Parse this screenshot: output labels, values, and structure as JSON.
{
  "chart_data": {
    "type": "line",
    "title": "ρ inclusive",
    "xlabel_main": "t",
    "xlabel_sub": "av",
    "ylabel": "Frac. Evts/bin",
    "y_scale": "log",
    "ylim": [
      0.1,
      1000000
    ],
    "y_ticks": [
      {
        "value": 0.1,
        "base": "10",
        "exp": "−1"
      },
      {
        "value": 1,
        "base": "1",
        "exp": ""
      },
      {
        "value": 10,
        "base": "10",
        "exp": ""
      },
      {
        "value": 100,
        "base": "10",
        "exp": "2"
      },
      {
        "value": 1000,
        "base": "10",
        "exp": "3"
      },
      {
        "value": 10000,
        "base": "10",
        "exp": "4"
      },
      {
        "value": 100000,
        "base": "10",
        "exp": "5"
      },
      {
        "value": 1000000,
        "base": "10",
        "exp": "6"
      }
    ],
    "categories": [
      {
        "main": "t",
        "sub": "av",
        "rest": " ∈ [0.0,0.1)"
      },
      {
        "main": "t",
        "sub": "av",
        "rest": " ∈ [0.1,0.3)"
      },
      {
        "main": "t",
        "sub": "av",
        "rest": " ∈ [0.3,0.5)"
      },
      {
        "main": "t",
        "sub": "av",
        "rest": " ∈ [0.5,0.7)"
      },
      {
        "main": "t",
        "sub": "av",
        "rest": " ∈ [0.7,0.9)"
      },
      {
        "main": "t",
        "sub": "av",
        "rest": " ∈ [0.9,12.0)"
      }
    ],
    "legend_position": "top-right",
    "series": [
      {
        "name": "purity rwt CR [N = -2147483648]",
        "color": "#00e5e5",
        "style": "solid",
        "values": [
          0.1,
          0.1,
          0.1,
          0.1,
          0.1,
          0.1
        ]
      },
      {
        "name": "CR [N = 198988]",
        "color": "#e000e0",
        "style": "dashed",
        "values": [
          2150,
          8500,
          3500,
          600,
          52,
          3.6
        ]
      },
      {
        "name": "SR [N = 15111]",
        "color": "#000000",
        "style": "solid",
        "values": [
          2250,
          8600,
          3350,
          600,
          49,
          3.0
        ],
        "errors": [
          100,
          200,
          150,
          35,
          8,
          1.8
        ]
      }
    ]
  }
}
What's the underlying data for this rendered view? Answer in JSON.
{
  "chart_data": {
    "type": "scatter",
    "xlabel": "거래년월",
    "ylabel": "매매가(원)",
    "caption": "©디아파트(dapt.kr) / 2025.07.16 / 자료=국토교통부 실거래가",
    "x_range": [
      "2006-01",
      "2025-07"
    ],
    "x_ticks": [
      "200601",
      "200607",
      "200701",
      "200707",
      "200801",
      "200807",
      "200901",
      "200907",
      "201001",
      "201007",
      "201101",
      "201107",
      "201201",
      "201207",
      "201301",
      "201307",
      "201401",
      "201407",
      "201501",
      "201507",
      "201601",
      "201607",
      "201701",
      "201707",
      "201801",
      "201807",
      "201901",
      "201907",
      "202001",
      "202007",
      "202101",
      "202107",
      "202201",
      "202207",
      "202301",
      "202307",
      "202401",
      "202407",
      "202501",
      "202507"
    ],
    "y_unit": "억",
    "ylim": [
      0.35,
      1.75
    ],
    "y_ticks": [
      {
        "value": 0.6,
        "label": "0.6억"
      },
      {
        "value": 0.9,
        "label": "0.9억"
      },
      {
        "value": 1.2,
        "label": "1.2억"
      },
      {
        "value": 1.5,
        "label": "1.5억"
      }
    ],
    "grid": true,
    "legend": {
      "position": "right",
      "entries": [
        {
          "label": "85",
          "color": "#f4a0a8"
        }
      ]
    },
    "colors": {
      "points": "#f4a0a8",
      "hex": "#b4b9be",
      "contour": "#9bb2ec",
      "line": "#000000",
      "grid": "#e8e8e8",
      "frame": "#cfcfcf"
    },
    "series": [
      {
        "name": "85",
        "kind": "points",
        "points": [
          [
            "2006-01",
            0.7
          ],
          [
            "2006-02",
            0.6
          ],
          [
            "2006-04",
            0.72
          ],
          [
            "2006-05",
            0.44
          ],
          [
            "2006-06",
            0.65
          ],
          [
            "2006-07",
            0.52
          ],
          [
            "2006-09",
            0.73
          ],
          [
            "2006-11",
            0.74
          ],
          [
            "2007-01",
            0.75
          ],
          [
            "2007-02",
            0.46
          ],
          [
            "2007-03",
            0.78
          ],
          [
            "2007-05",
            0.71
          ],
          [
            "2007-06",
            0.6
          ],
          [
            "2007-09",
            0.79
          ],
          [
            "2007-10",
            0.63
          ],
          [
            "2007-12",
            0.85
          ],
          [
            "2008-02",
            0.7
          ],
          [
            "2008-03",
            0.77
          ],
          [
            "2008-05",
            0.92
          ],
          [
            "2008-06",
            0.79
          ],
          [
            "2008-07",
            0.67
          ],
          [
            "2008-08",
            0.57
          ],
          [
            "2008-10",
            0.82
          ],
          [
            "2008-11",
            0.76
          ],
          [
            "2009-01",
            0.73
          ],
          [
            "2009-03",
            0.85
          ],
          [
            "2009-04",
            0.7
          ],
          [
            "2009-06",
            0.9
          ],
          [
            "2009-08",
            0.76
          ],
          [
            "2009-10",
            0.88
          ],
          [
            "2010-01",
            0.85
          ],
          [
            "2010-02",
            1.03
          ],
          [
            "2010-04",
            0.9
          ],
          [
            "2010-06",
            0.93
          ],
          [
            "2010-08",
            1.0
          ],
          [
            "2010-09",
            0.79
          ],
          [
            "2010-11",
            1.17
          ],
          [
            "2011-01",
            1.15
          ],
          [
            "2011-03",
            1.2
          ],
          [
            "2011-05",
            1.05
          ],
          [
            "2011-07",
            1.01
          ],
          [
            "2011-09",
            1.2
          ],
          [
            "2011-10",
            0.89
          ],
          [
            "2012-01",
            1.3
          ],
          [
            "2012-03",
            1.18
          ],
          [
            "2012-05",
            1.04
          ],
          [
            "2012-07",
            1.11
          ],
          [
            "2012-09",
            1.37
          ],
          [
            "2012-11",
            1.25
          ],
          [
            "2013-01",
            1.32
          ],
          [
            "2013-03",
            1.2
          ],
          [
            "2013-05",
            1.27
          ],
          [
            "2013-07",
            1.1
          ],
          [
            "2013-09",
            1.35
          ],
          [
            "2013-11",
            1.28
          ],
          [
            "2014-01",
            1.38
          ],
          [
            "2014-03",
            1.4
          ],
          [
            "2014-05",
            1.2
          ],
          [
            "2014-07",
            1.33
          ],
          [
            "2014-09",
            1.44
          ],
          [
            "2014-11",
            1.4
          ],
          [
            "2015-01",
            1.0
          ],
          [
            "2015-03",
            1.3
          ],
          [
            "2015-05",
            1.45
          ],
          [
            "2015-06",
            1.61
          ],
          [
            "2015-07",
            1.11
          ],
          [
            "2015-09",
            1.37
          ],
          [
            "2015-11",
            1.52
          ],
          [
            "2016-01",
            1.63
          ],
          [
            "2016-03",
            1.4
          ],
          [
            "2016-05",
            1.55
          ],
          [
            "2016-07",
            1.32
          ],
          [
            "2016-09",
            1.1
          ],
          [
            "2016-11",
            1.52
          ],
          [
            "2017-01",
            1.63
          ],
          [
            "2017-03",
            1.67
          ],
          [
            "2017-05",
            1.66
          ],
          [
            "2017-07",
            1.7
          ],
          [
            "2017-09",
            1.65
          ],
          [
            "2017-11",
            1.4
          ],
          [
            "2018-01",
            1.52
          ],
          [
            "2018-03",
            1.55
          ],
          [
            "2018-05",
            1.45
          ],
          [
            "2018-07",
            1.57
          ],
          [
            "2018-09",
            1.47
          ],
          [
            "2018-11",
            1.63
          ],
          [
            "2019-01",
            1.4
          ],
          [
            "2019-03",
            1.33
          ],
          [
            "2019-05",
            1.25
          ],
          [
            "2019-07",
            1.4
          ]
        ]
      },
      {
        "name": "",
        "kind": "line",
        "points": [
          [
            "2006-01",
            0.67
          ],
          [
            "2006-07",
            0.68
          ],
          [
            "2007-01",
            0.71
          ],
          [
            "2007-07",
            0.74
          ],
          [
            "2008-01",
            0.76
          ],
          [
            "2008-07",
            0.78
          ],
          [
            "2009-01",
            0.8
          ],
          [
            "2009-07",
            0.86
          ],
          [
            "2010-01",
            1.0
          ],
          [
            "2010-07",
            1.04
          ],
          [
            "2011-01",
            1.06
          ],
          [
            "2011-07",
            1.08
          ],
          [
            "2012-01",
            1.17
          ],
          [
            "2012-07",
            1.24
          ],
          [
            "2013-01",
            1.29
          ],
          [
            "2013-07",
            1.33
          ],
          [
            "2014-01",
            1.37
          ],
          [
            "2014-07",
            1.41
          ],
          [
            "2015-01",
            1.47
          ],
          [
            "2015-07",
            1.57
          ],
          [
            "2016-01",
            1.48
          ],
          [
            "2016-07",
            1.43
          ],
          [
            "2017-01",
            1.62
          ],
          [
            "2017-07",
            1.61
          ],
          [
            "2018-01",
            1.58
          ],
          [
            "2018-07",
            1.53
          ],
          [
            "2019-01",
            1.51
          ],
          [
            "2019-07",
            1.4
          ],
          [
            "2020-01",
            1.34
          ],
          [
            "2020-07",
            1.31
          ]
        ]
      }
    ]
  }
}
────────────────────
§ Work to do: How many of the lines above hold the word "points"? Give only that number.

§ Result of the exercise: 4